=== Record set ===

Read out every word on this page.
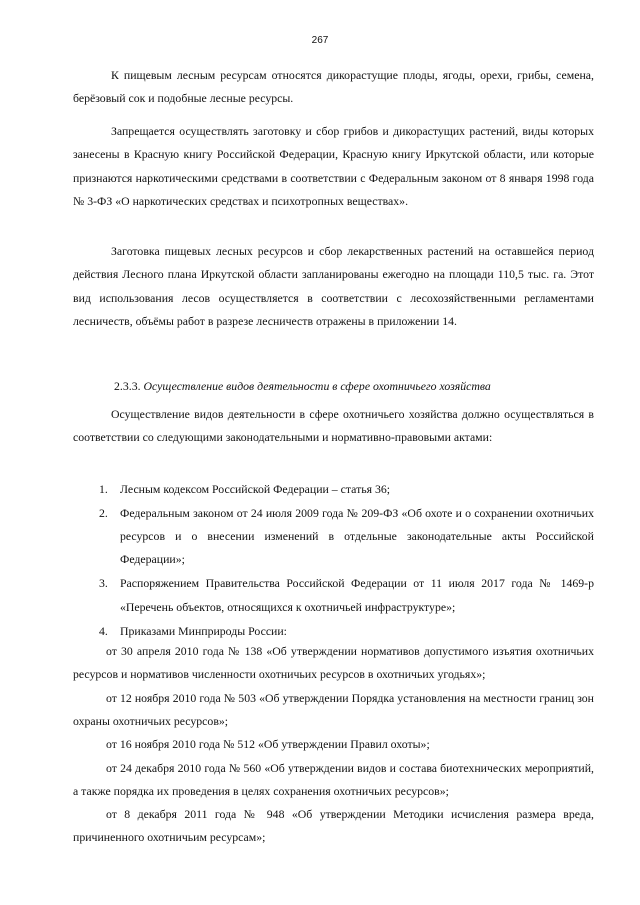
267

К пищевым лесным ресурсам относятся дикорастущие плоды, ягоды, орехи, грибы, семена, берёзовый сок и подобные лесные ресурсы.

Запрещается осуществлять заготовку и сбор грибов и дикорастущих растений, виды которых занесены в Красную книгу Российской Федерации, Красную книгу Иркутской области, или которые признаются наркотическими средствами в соответствии с Федеральным законом от 8 января 1998 года № 3-ФЗ «О наркотических средствах и психотропных веществах».

Заготовка пищевых лесных ресурсов и сбор лекарственных растений на оставшейся период действия Лесного плана Иркутской области запланированы ежегодно на площади 110,5 тыс. га. Этот вид использования лесов осуществляется в соответствии с лесохозяйственными регламентами лесничеств, объёмы работ в разрезе лесничеств отражены в приложении 14.

2.3.3. Осуществление видов деятельности в сфере охотничьего хозяйства

Осуществление видов деятельности в сфере охотничьего хозяйства должно осуществляться в соответствии со следующими законодательными и нормативно-правовыми актами:

1. Лесным кодексом Российской Федерации – статья 36;
2. Федеральным законом от 24 июля 2009 года № 209-ФЗ «Об охоте и о сохранении охотничьих ресурсов и о внесении изменений в отдельные законодательные акты Российской Федерации»;
3. Распоряжением Правительства Российской Федерации от 11 июля 2017 года № 1469-р «Перечень объектов, относящихся к охотничьей инфраструктуре»;
4. Приказами Минприроды России:

от 30 апреля 2010 года № 138 «Об утверждении нормативов допустимого изъятия охотничьих ресурсов и нормативов численности охотничьих ресурсов в охотничьих угодьях»;

от 12 ноября 2010 года № 503 «Об утверждении Порядка установления на местности границ зон охраны охотничьих ресурсов»;

от 16 ноября 2010 года № 512 «Об утверждении Правил охоты»;

от 24 декабря 2010 года № 560 «Об утверждении видов и состава биотехнических мероприятий, а также порядка их проведения в целях сохранения охотничьих ресурсов»;

от 8 декабря 2011 года № 948 «Об утверждении Методики исчисления размера вреда, причиненного охотничьим ресурсам»;
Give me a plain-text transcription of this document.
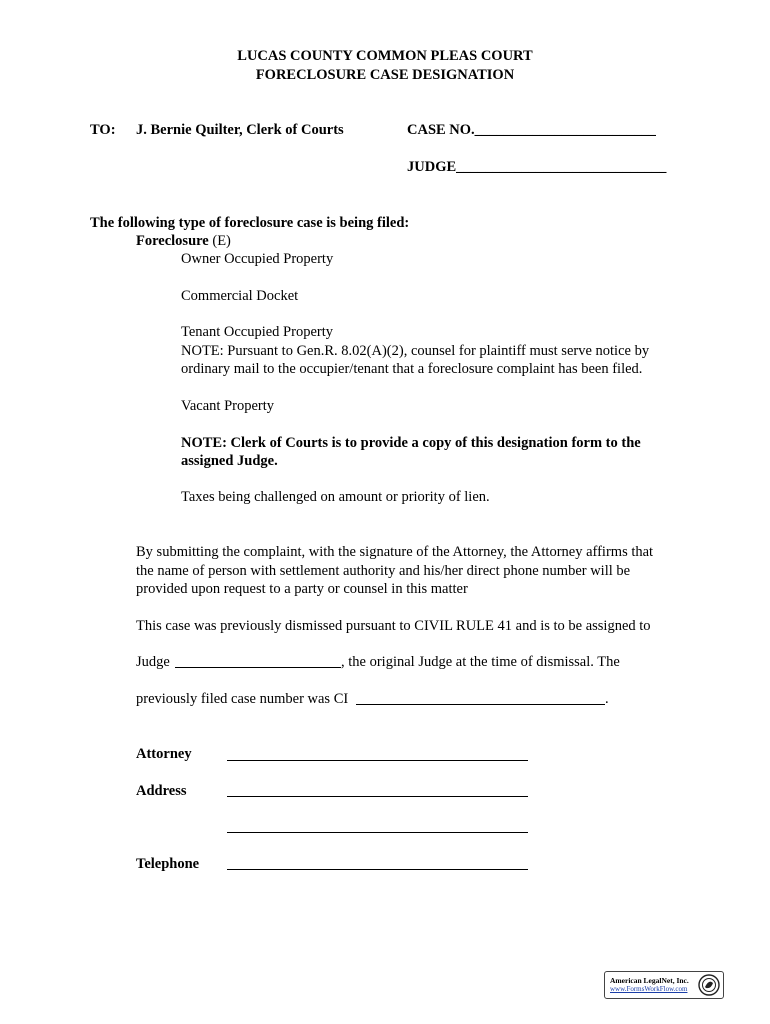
LUCAS COUNTY COMMON PLEAS COURT
FORECLOSURE CASE DESIGNATION
TO: J. Bernie Quilter, Clerk of Courts	CASE NO._________________________
JUDGE_____________________________
The following type of foreclosure case is being filed:
Foreclosure (E)
Owner Occupied Property
Commercial Docket
Tenant Occupied Property
NOTE: Pursuant to Gen.R. 8.02(A)(2), counsel for plaintiff must serve notice by
ordinary mail to the occupier/tenant that a foreclosure complaint has been filed.
Vacant Property
NOTE: Clerk of Courts is to provide a copy of this designation form to the
assigned Judge.
Taxes being challenged on amount or priority of lien.
By submitting the complaint, with the signature of the Attorney, the Attorney affirms that
the name of person with settlement authority and his/her direct phone number will be
provided upon request to a party or counsel in this matter
This case was previously dismissed pursuant to CIVIL RULE 41 and is to be assigned to
Judge	, the original Judge at the time of dismissal. The
previously filed case number was CI	.
Attorney
Address
Telephone
American LegalNet, Inc.
www.FormsWorkFlow.com
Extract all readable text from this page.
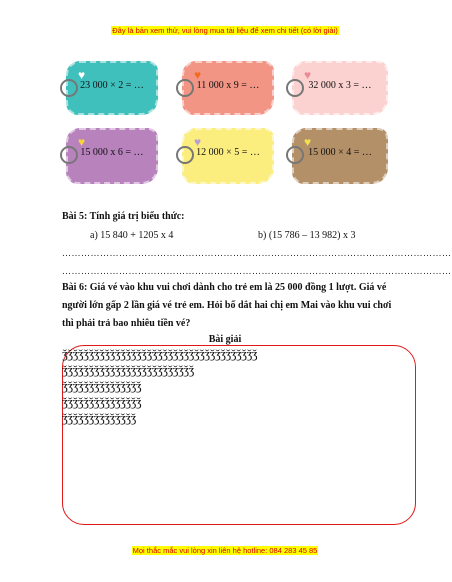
Đây là bản xem thử, vui lòng mua tài liệu để xem chi tiết (có lời giải)
♥
23 000 × 2 = …
♥
11 000 x 9 = …
♥
32 000 x 3 = …
♥
15 000 x 6 = …
♥
12 000 × 5 = …
♥
15 000 × 4 = …
Bài 5: Tính giá trị biểu thức:
a) 15 840 + 1205 x 4	b) (15 786 – 13 982) x 3
……………………………………………………………………………………………………………
……………………………………………………………………………………………………………
Bài 6: Giá vé vào khu vui chơi dành cho trẻ em là 25 000 đồng 1 lượt. Giá vé
người lớn gấp 2 lần giá vé trẻ em. Hỏi bố dắt hai chị em Mai vào khu vui chơi
thì phải trả bao nhiêu tiền vé?
Bài giải
ǯǯǯǯǯǯǯǯǯǯǯǯǯǯǯǯǯǯǯǯǯǯǯǯǯǯǯǯǯǯǯǯǯǯǯǯǯ
ǯǯǯǯǯǯǯǯǯǯǯǯǯǯǯǯǯǯǯǯǯǯǯǯǯ
ǯǯǯǯǯǯǯǯǯǯǯǯǯǯǯ
ǯǯǯǯǯǯǯǯǯǯǯǯǯǯǯ
ǯǯǯǯǯǯǯǯǯǯǯǯǯǯ
Mọi thắc mắc vui lòng xin liên hệ hotline: 084 283 45 85
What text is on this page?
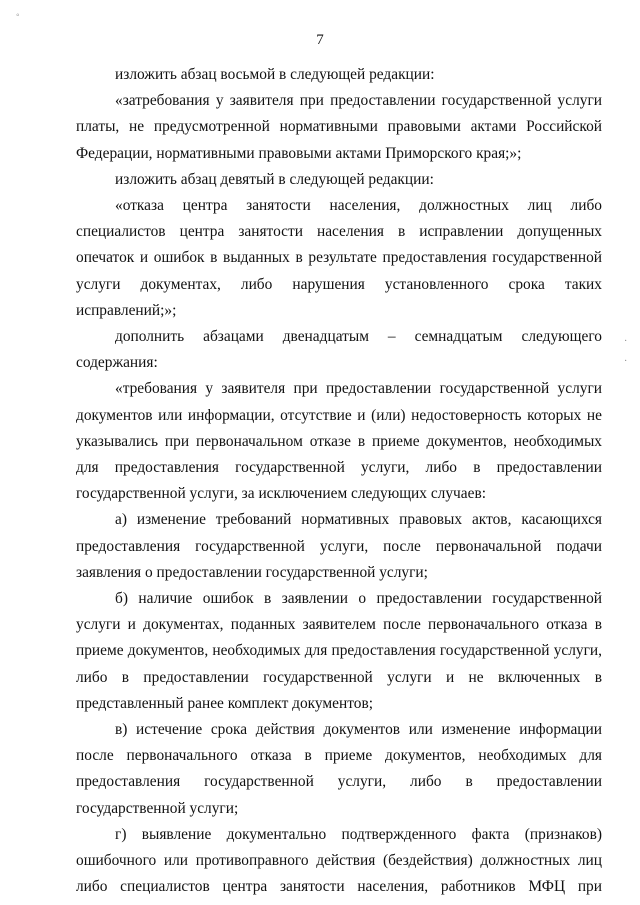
7

изложить абзац восьмой в следующей редакции:

«затребования у заявителя при предоставлении государственной услуги платы, не предусмотренной нормативными правовыми актами Российской Федерации, нормативными правовыми актами Приморского края;»;

изложить абзац девятый в следующей редакции:

«отказа центра занятости населения, должностных лиц либо специалистов центра занятости населения в исправлении допущенных опечаток и ошибок в выданных в результате предоставления государственной услуги документах, либо нарушения установленного срока таких исправлений;»;

дополнить абзацами двенадцатым – семнадцатым следующего содержания:

«требования у заявителя при предоставлении государственной услуги документов или информации, отсутствие и (или) недостоверность которых не указывались при первоначальном отказе в приеме документов, необходимых для предоставления государственной услуги, либо в предоставлении государственной услуги, за исключением следующих случаев:

а) изменение требований нормативных правовых актов, касающихся предоставления государственной услуги, после первоначальной подачи заявления о предоставлении государственной услуги;

б) наличие ошибок в заявлении о предоставлении государственной услуги и документах, поданных заявителем после первоначального отказа в приеме документов, необходимых для предоставления государственной услуги, либо в предоставлении государственной услуги и не включенных в представленный ранее комплект документов;

в) истечение срока действия документов или изменение информации после первоначального отказа в приеме документов, необходимых для предоставления государственной услуги, либо в предоставлении государственной услуги;

г) выявление документально подтвержденного факта (признаков) ошибочного или противоправного действия (бездействия) должностных лиц либо специалистов центра занятости населения, работников МФЦ при

◦
·
·
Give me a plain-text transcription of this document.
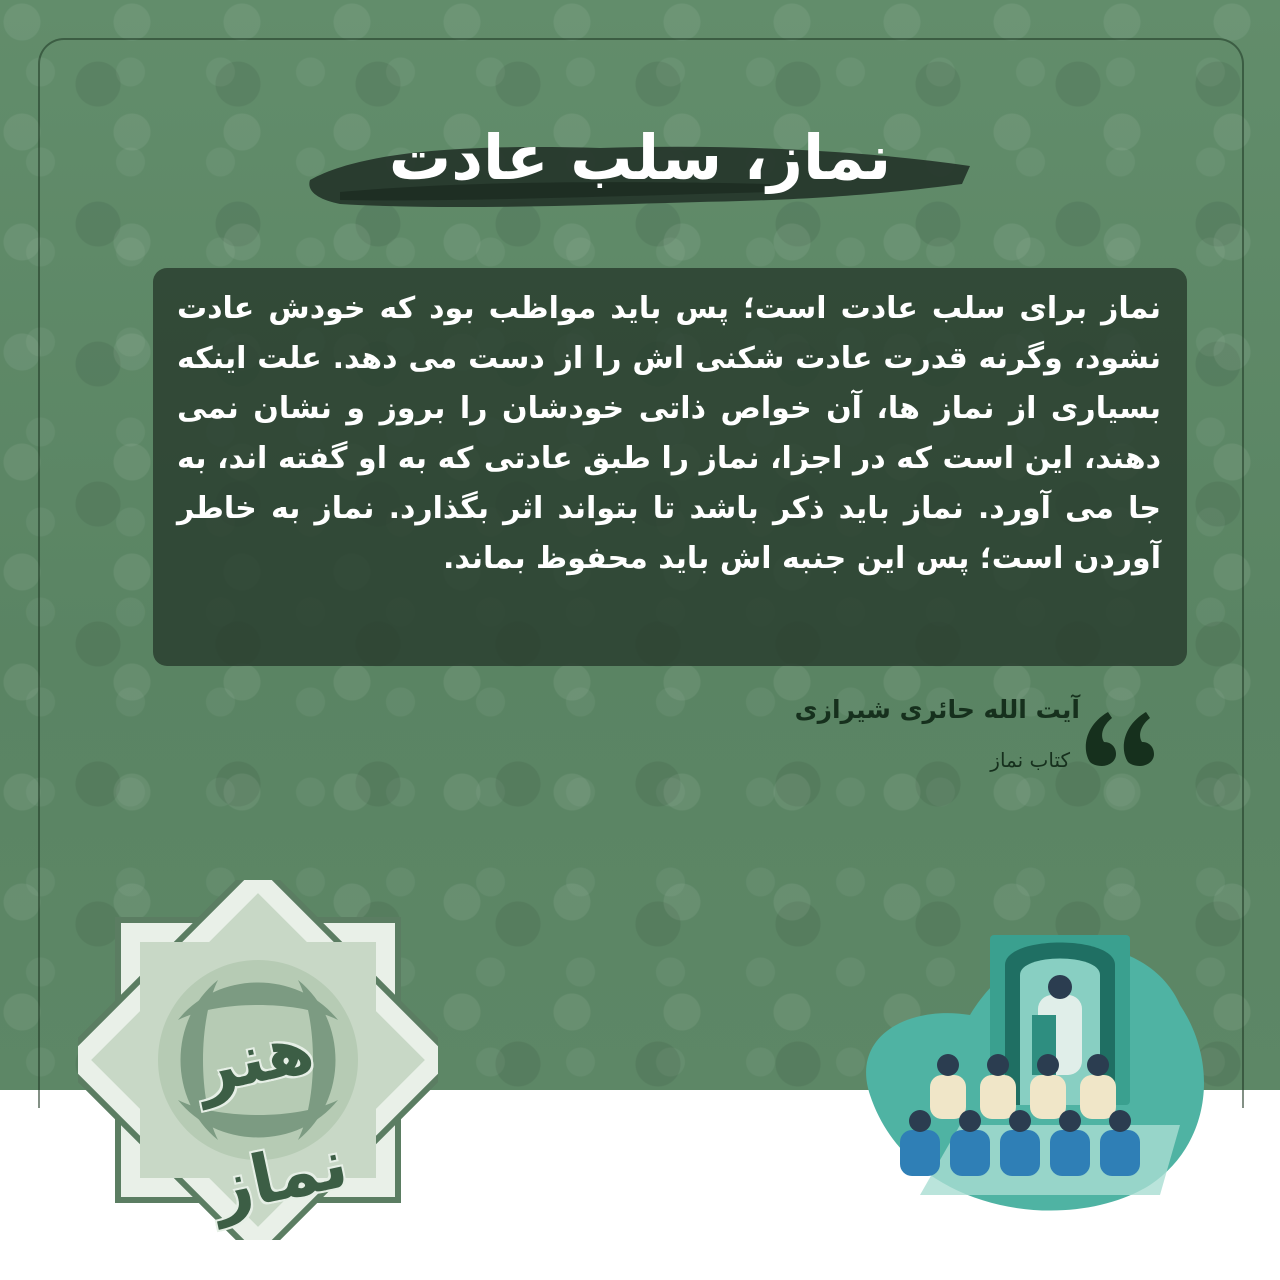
نماز، سلب عادت

نماز برای سلب عادت است؛ پس باید مواظب بود که خودش عادت نشود، وگرنه قدرت عادت شکنی اش را از دست می دهد. علت اینکه بسیاری از نماز ها، آن خواص ذاتی خودشان را بروز و نشان نمی دهند، این است که در اجزا، نماز را طبق عادتی که به او گفته اند، به جا می آورد. نماز باید ذکر باشد تا بتواند اثر بگذارد. نماز به خاطر آوردن است؛ پس این جنبه اش باید محفوظ بماند.

آیت الله حائری شیرازی

کتاب نماز

هنر نماز
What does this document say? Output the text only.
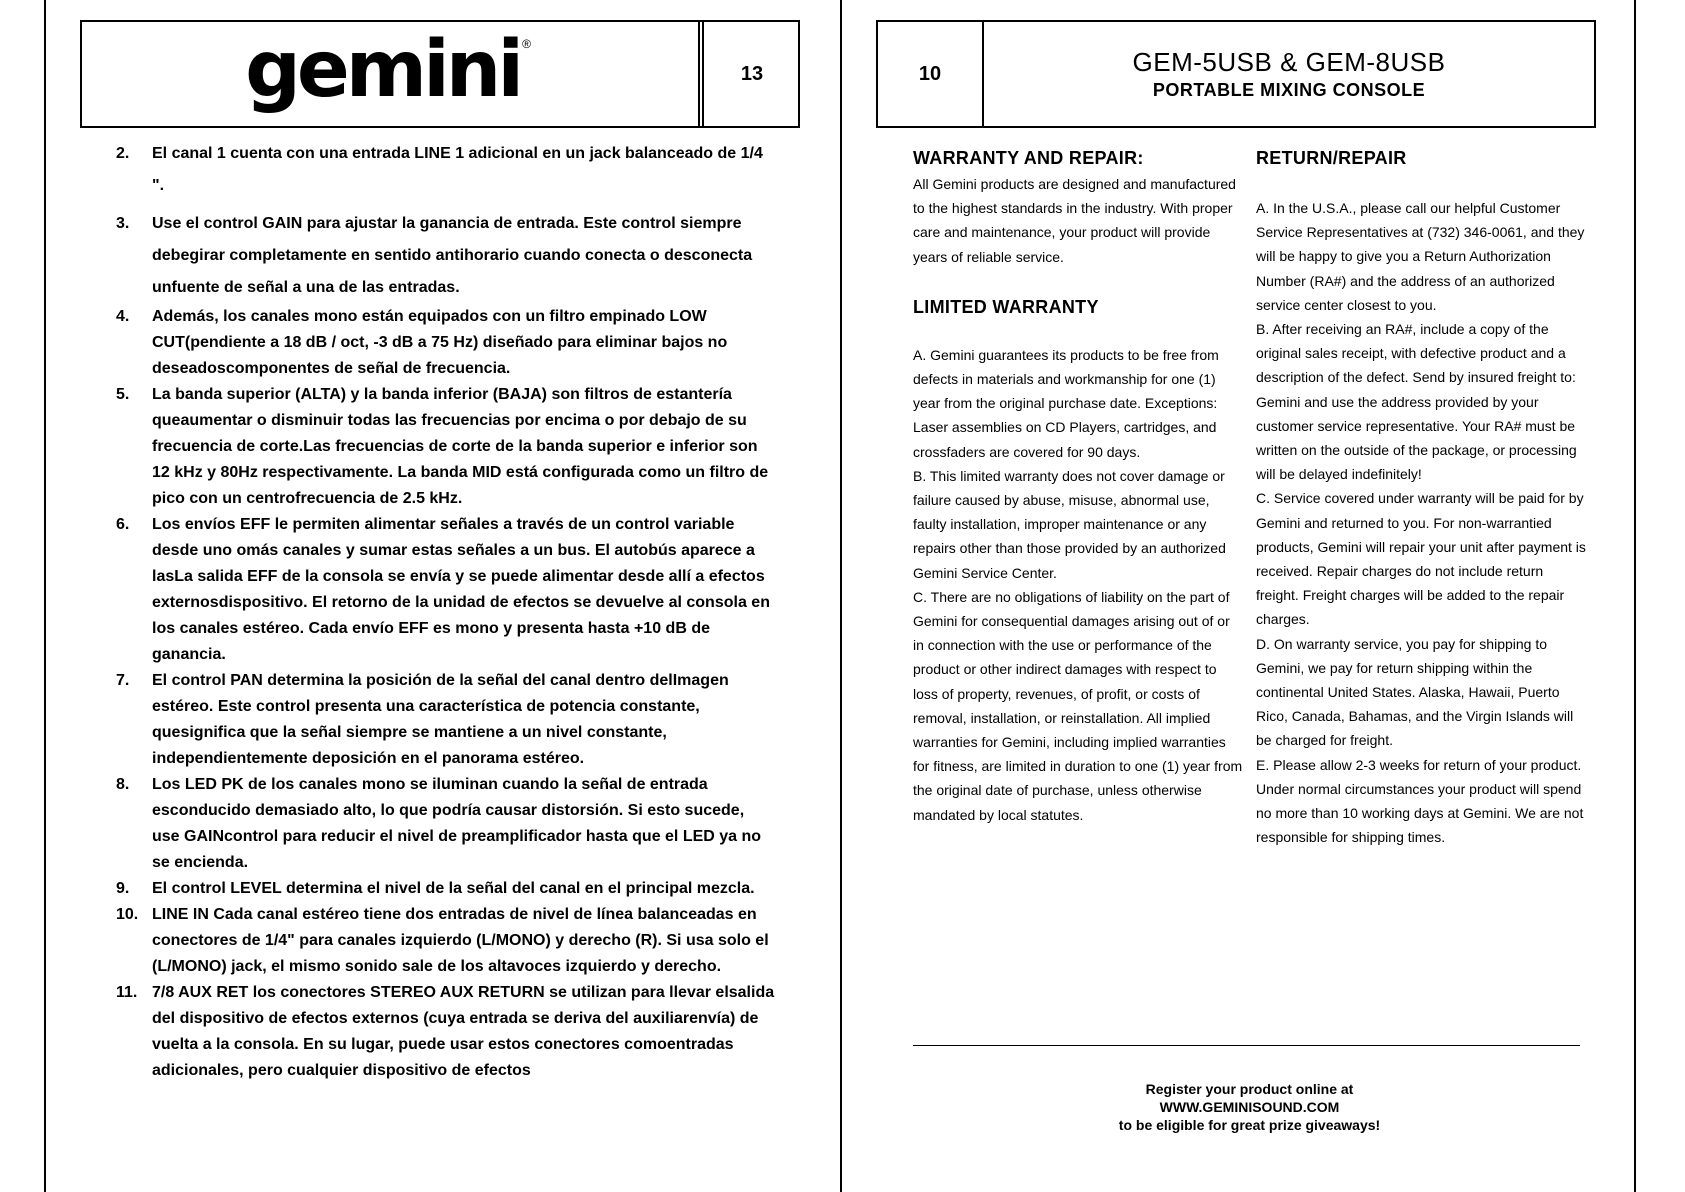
gemini ®
13
2. El canal 1 cuenta con una entrada LINE 1 adicional en un jack balanceado de 1/4 ".
3. Use el control GAIN para ajustar la ganancia de entrada. Este control siempre debegirar completamente en sentido antihorario cuando conecta o desconecta unfuente de señal a una de las entradas.
4. Además, los canales mono están equipados con un filtro empinado LOW CUT(pendiente a 18 dB / oct, -3 dB a 75 Hz) diseñado para eliminar bajos no deseadoscomponentes de señal de frecuencia.
5. La banda superior (ALTA) y la banda inferior (BAJA) son filtros de estantería queaumentar o disminuir todas las frecuencias por encima o por debajo de su frecuencia de corte.Las frecuencias de corte de la banda superior e inferior son 12 kHz y 80Hz respectivamente. La banda MID está configurada como un filtro de pico con un centrofrecuencia de 2.5 kHz.
6. Los envíos EFF le permiten alimentar señales a través de un control variable desde uno omás canales y sumar estas señales a un bus. El autobús aparece a lasLa salida EFF de la consola se envía y se puede alimentar desde allí a efectos externosdispositivo. El retorno de la unidad de efectos se devuelve al consola en los canales estéreo. Cada envío EFF es mono y presenta hasta +10 dB de ganancia.
7. El control PAN determina la posición de la señal del canal dentro delImagen estéreo. Este control presenta una característica de potencia constante, quesignifica que la señal siempre se mantiene a un nivel constante, independientemente deposición en el panorama estéreo.
8. Los LED PK de los canales mono se iluminan cuando la señal de entrada esconducido demasiado alto, lo que podría causar distorsión. Si esto sucede, use GAINcontrol para reducir el nivel de preamplificador hasta que el LED ya no se encienda.
9. El control LEVEL determina el nivel de la señal del canal en el principal mezcla.
10. LINE IN Cada canal estéreo tiene dos entradas de nivel de línea balanceadas en conectores de 1/4" para canales izquierdo (L/MONO) y derecho (R). Si usa solo el (L/MONO) jack, el mismo sonido sale de los altavoces izquierdo y derecho.
11. 7/8 AUX RET los conectores STEREO AUX RETURN se utilizan para llevar elsalida del dispositivo de efectos externos (cuya entrada se deriva del auxiliarenvía) de vuelta a la consola. En su lugar, puede usar estos conectores comoentradas adicionales, pero cualquier dispositivo de efectos
10	GEM-5USB & GEM-8USB
PORTABLE MIXING CONSOLE
WARRANTY AND REPAIR:

All Gemini products are designed and manufactured to the highest standards in the industry. With proper care and maintenance, your product will provide years of reliable service.

LIMITED WARRANTY

A. Gemini guarantees its products to be free from defects in materials and workmanship for one (1) year from the original purchase date. Exceptions: Laser assemblies on CD Players, cartridges, and crossfaders are covered for 90 days.

B. This limited warranty does not cover damage or failure caused by abuse, misuse, abnormal use, faulty installation, improper maintenance or any repairs other than those provided by an authorized Gemini Service Center.

C. There are no obligations of liability on the part of Gemini for consequential damages arising out of or in connection with the use or performance of the product or other indirect damages with respect to loss of property, revenues, of profit, or costs of removal, installation, or reinstallation. All implied warranties for Gemini, including implied warranties for fitness, are limited in duration to one (1) year from the original date of purchase, unless otherwise mandated by local statutes.

RETURN/REPAIR

A. In the U.S.A., please call our helpful Customer Service Representatives at (732) 346-0061, and they will be happy to give you a Return Authorization Number (RA#) and the address of an authorized service center closest to you.

B. After receiving an RA#, include a copy of the original sales receipt, with defective product and a description of the defect. Send by insured freight to: Gemini and use the address provided by your customer service representative. Your RA# must be written on the outside of the package, or processing will be delayed indefinitely!

C. Service covered under warranty will be paid for by Gemini and returned to you. For non-warrantied products, Gemini will repair your unit after payment is received. Repair charges do not include return freight. Freight charges will be added to the repair charges.

D. On warranty service, you pay for shipping to Gemini, we pay for return shipping within the continental United States. Alaska, Hawaii, Puerto Rico, Canada, Bahamas, and the Virgin Islands will be charged for freight.

E. Please allow 2-3 weeks for return of your product.

Under normal circumstances your product will spend no more than 10 working days at Gemini. We are not responsible for shipping times.

Register your product online at
WWW.GEMINISOUND.COM
to be eligible for great prize giveaways!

===

**Task details**
Locate the word "отказа" in the records above, and return each line that has it.

**The reply**
«отказа центра занятости населения, должностных лиц либо специалистов центра занятости населения в исправлении допущенных опечаток и ошибок в выданных в результате предоставления государственной услуги документах, либо нарушения установленного срока таких исправлений;»;
б) наличие ошибок в заявлении о предоставлении государственной услуги и документах, поданных заявителем после первоначального отказа в приеме документов, необходимых для предоставления государственной услуги, либо в предоставлении государственной услуги и не включенных в представленный ранее комплект документов;
в) истечение срока действия документов или изменение информации после первоначального отказа в приеме документов, необходимых для предоставления государственной услуги, либо в предоставлении государственной услуги;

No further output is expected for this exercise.